──────── Supplied records
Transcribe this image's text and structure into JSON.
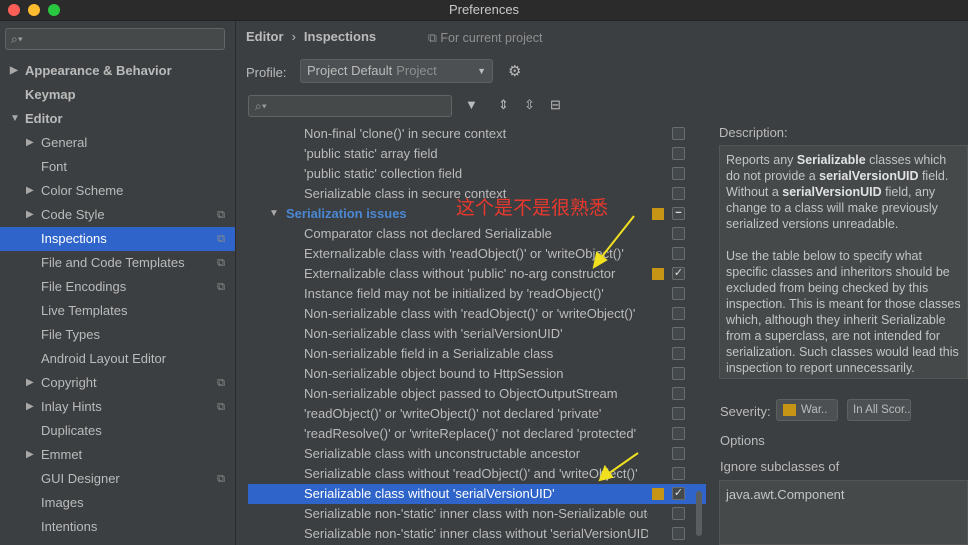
{
  "window": {
    "title": "Preferences"
  },
  "colors": {
    "selection": "#2f65ca",
    "warning": "#c79516",
    "group": "#4a88d4",
    "annotation": "#e8382e",
    "arrow": "#f0e020"
  },
  "sidebar": {
    "search_placeholder": "",
    "items": [
      {
        "label": "Appearance & Behavior",
        "level": 0,
        "arrow": "▶",
        "bold": true
      },
      {
        "label": "Keymap",
        "level": 0,
        "arrow": "",
        "bold": true
      },
      {
        "label": "Editor",
        "level": 0,
        "arrow": "▼",
        "bold": true
      },
      {
        "label": "General",
        "level": 1,
        "arrow": "▶"
      },
      {
        "label": "Font",
        "level": 1,
        "arrow": ""
      },
      {
        "label": "Color Scheme",
        "level": 1,
        "arrow": "▶"
      },
      {
        "label": "Code Style",
        "level": 1,
        "arrow": "▶",
        "copy": true
      },
      {
        "label": "Inspections",
        "level": 1,
        "arrow": "",
        "copy": true,
        "selected": true
      },
      {
        "label": "File and Code Templates",
        "level": 1,
        "arrow": "",
        "copy": true
      },
      {
        "label": "File Encodings",
        "level": 1,
        "arrow": "",
        "copy": true
      },
      {
        "label": "Live Templates",
        "level": 1,
        "arrow": ""
      },
      {
        "label": "File Types",
        "level": 1,
        "arrow": ""
      },
      {
        "label": "Android Layout Editor",
        "level": 1,
        "arrow": ""
      },
      {
        "label": "Copyright",
        "level": 1,
        "arrow": "▶",
        "copy": true
      },
      {
        "label": "Inlay Hints",
        "level": 1,
        "arrow": "▶",
        "copy": true
      },
      {
        "label": "Duplicates",
        "level": 1,
        "arrow": ""
      },
      {
        "label": "Emmet",
        "level": 1,
        "arrow": "▶"
      },
      {
        "label": "GUI Designer",
        "level": 1,
        "arrow": "",
        "copy": true
      },
      {
        "label": "Images",
        "level": 1,
        "arrow": ""
      },
      {
        "label": "Intentions",
        "level": 1,
        "arrow": ""
      }
    ]
  },
  "header": {
    "breadcrumb_parent": "Editor",
    "breadcrumb_sep": "›",
    "breadcrumb_current": "Inspections",
    "for_project": "For current project"
  },
  "profile": {
    "label": "Profile:",
    "value": "Project Default",
    "sub": "Project"
  },
  "inspections": [
    {
      "text": "Non-final 'clone()' in secure context"
    },
    {
      "text": "'public static' array field"
    },
    {
      "text": "'public static' collection field"
    },
    {
      "text": "Serializable class in secure context"
    },
    {
      "text": "Serialization issues",
      "group": true,
      "sev": true,
      "check": "−"
    },
    {
      "text": "Comparator class not declared Serializable"
    },
    {
      "text": "Externalizable class with 'readObject()' or 'writeObject()'"
    },
    {
      "text": "Externalizable class without 'public' no-arg constructor",
      "sev": true,
      "check": "✓"
    },
    {
      "text": "Instance field may not be initialized by 'readObject()'"
    },
    {
      "text": "Non-serializable class with 'readObject()' or 'writeObject()'"
    },
    {
      "text": "Non-serializable class with 'serialVersionUID'"
    },
    {
      "text": "Non-serializable field in a Serializable class"
    },
    {
      "text": "Non-serializable object bound to HttpSession"
    },
    {
      "text": "Non-serializable object passed to ObjectOutputStream"
    },
    {
      "text": "'readObject()' or 'writeObject()' not declared 'private'"
    },
    {
      "text": "'readResolve()' or 'writeReplace()' not declared 'protected'"
    },
    {
      "text": "Serializable class with unconstructable ancestor"
    },
    {
      "text": "Serializable class without 'readObject()' and 'writeObject()'"
    },
    {
      "text": "Serializable class without 'serialVersionUID'",
      "selected": true,
      "sev": true,
      "check": "✓"
    },
    {
      "text": "Serializable non-'static' inner class with non-Serializable outer"
    },
    {
      "text": "Serializable non-'static' inner class without 'serialVersionUID'"
    }
  ],
  "annotation": "这个是不是很熟悉",
  "description": {
    "label": "Description:",
    "p1_a": "Reports any ",
    "p1_b": "Serializable",
    "p1_c": " classes which do not provide a ",
    "p1_d": "serialVersionUID",
    "p1_e": " field. Without a ",
    "p1_f": "serialVersionUID",
    "p1_g": " field, any change to a class will make previously serialized versions unreadable.",
    "p2": "Use the table below to specify what specific classes and inheritors should be excluded from being checked by this inspection. This is meant for those classes which, although they inherit Serializable from a superclass, are not intended for serialization. Such classes would lead this inspection to report unnecessarily."
  },
  "severity": {
    "label": "Severity:",
    "value": "War..",
    "scope": "In All Scor.."
  },
  "options": {
    "label": "Options",
    "ignore_label": "Ignore subclasses of",
    "ignore_value": "java.awt.Component"
  }
}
────────────────
_Aim of the exercise_: Give back the entries verbatim. Do not include any picture.

_Response to this task_:
Transcribe this image's text and structure into JSON.
{
  "window": {
    "title": "Preferences"
  },
  "colors": {
    "selection": "#2f65ca",
    "warning": "#c79516",
    "group": "#4a88d4",
    "annotation": "#e8382e",
    "arrow": "#f0e020"
  },
  "sidebar": {
    "search_placeholder": "",
    "items": [
      {
        "label": "Appearance & Behavior",
        "level": 0,
        "arrow": "▶",
        "bold": true
      },
      {
        "label": "Keymap",
        "level": 0,
        "arrow": "",
        "bold": true
      },
      {
        "label": "Editor",
        "level": 0,
        "arrow": "▼",
        "bold": true
      },
      {
        "label": "General",
        "level": 1,
        "arrow": "▶"
      },
      {
        "label": "Font",
        "level": 1,
        "arrow": ""
      },
      {
        "label": "Color Scheme",
        "level": 1,
        "arrow": "▶"
      },
      {
        "label": "Code Style",
        "level": 1,
        "arrow": "▶",
        "copy": true
      },
      {
        "label": "Inspections",
        "level": 1,
        "arrow": "",
        "copy": true,
        "selected": true
      },
      {
        "label": "File and Code Templates",
        "level": 1,
        "arrow": "",
        "copy": true
      },
      {
        "label": "File Encodings",
        "level": 1,
        "arrow": "",
        "copy": true
      },
      {
        "label": "Live Templates",
        "level": 1,
        "arrow": ""
      },
      {
        "label": "File Types",
        "level": 1,
        "arrow": ""
      },
      {
        "label": "Android Layout Editor",
        "level": 1,
        "arrow": ""
      },
      {
        "label": "Copyright",
        "level": 1,
        "arrow": "▶",
        "copy": true
      },
      {
        "label": "Inlay Hints",
        "level": 1,
        "arrow": "▶",
        "copy": true
      },
      {
        "label": "Duplicates",
        "level": 1,
        "arrow": ""
      },
      {
        "label": "Emmet",
        "level": 1,
        "arrow": "▶"
      },
      {
        "label": "GUI Designer",
        "level": 1,
        "arrow": "",
        "copy": true
      },
      {
        "label": "Images",
        "level": 1,
        "arrow": ""
      },
      {
        "label": "Intentions",
        "level": 1,
        "arrow": ""
      }
    ]
  },
  "header": {
    "breadcrumb_parent": "Editor",
    "breadcrumb_sep": "›",
    "breadcrumb_current": "Inspections",
    "for_project": "For current project"
  },
  "profile": {
    "label": "Profile:",
    "value": "Project Default",
    "sub": "Project"
  },
  "inspections": [
    {
      "text": "Non-final 'clone()' in secure context"
    },
    {
      "text": "'public static' array field"
    },
    {
      "text": "'public static' collection field"
    },
    {
      "text": "Serializable class in secure context"
    },
    {
      "text": "Serialization issues",
      "group": true,
      "sev": true,
      "check": "−"
    },
    {
      "text": "Comparator class not declared Serializable"
    },
    {
      "text": "Externalizable class with 'readObject()' or 'writeObject()'"
    },
    {
      "text": "Externalizable class without 'public' no-arg constructor",
      "sev": true,
      "check": "✓"
    },
    {
      "text": "Instance field may not be initialized by 'readObject()'"
    },
    {
      "text": "Non-serializable class with 'readObject()' or 'writeObject()'"
    },
    {
      "text": "Non-serializable class with 'serialVersionUID'"
    },
    {
      "text": "Non-serializable field in a Serializable class"
    },
    {
      "text": "Non-serializable object bound to HttpSession"
    },
    {
      "text": "Non-serializable object passed to ObjectOutputStream"
    },
    {
      "text": "'readObject()' or 'writeObject()' not declared 'private'"
    },
    {
      "text": "'readResolve()' or 'writeReplace()' not declared 'protected'"
    },
    {
      "text": "Serializable class with unconstructable ancestor"
    },
    {
      "text": "Serializable class without 'readObject()' and 'writeObject()'"
    },
    {
      "text": "Serializable class without 'serialVersionUID'",
      "selected": true,
      "sev": true,
      "check": "✓"
    },
    {
      "text": "Serializable non-'static' inner class with non-Serializable outer"
    },
    {
      "text": "Serializable non-'static' inner class without 'serialVersionUID'"
    }
  ],
  "annotation": "这个是不是很熟悉",
  "description": {
    "label": "Description:",
    "p1_a": "Reports any ",
    "p1_b": "Serializable",
    "p1_c": " classes which do not provide a ",
    "p1_d": "serialVersionUID",
    "p1_e": " field. Without a ",
    "p1_f": "serialVersionUID",
    "p1_g": " field, any change to a class will make previously serialized versions unreadable.",
    "p2": "Use the table below to specify what specific classes and inheritors should be excluded from being checked by this inspection. This is meant for those classes which, although they inherit Serializable from a superclass, are not intended for serialization. Such classes would lead this inspection to report unnecessarily."
  },
  "severity": {
    "label": "Severity:",
    "value": "War..",
    "scope": "In All Scor.."
  },
  "options": {
    "label": "Options",
    "ignore_label": "Ignore subclasses of",
    "ignore_value": "java.awt.Component"
  }
}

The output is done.